-- Materials provided start --
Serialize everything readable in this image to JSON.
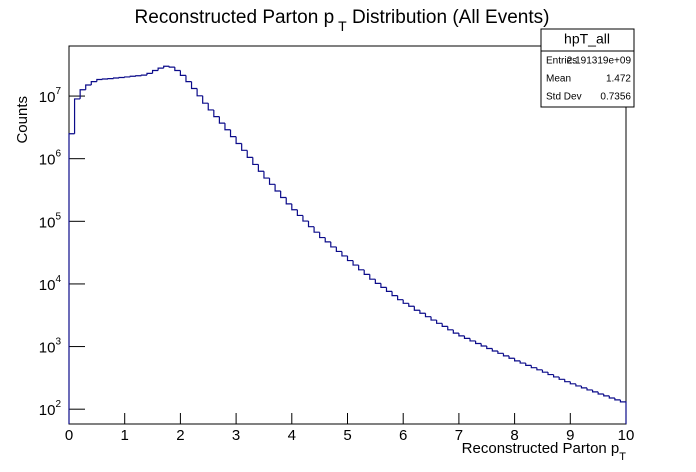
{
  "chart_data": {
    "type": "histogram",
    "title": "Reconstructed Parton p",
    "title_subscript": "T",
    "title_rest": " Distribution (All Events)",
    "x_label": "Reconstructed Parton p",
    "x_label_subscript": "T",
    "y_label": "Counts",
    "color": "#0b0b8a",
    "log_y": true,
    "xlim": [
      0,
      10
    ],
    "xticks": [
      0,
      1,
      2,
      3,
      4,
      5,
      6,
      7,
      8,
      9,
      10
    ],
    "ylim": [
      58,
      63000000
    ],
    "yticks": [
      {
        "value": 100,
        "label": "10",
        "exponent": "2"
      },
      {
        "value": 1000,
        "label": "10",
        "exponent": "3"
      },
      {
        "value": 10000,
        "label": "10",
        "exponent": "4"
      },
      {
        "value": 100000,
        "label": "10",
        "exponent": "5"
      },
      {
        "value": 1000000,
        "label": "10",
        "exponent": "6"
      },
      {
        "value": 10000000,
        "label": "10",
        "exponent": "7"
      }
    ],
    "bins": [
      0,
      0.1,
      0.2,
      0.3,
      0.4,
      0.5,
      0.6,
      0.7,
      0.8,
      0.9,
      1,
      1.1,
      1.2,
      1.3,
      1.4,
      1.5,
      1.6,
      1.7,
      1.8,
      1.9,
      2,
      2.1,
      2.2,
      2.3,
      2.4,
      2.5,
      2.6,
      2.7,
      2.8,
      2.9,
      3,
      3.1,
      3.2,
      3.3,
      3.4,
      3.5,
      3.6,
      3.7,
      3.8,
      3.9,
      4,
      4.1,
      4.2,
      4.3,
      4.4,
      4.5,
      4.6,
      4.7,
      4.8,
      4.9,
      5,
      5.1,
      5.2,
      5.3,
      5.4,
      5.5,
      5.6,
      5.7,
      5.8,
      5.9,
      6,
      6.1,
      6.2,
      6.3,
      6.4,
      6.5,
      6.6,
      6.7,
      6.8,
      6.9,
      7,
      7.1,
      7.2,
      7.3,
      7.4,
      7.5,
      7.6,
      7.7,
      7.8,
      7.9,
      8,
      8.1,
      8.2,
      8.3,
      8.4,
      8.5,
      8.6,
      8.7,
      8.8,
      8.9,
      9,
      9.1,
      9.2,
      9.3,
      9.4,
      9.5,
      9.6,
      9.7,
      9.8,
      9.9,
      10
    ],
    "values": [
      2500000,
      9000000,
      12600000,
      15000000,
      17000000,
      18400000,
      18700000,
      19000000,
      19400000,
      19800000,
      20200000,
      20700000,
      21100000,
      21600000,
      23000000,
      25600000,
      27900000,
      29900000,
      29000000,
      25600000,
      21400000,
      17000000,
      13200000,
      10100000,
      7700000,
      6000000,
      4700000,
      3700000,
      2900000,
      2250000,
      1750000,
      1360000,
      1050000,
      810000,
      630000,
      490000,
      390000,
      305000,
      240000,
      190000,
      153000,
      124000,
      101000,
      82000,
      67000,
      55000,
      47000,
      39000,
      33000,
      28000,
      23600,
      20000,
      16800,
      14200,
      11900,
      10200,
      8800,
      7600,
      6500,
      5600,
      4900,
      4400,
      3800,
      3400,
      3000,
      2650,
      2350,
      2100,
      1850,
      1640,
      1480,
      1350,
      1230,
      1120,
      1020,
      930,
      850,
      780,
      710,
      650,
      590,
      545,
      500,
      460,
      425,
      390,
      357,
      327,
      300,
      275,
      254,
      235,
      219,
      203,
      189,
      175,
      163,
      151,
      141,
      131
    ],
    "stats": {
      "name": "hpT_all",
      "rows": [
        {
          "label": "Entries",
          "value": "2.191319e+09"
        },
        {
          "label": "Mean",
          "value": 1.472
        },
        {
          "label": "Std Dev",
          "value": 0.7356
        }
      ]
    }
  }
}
-- Materials provided end --
→ **Objective**
Extract every line that has the string "Reconstructed" in it.

→ **Complete answer**
    "title": "Reconstructed Parton p",
    "x_label": "Reconstructed Parton p",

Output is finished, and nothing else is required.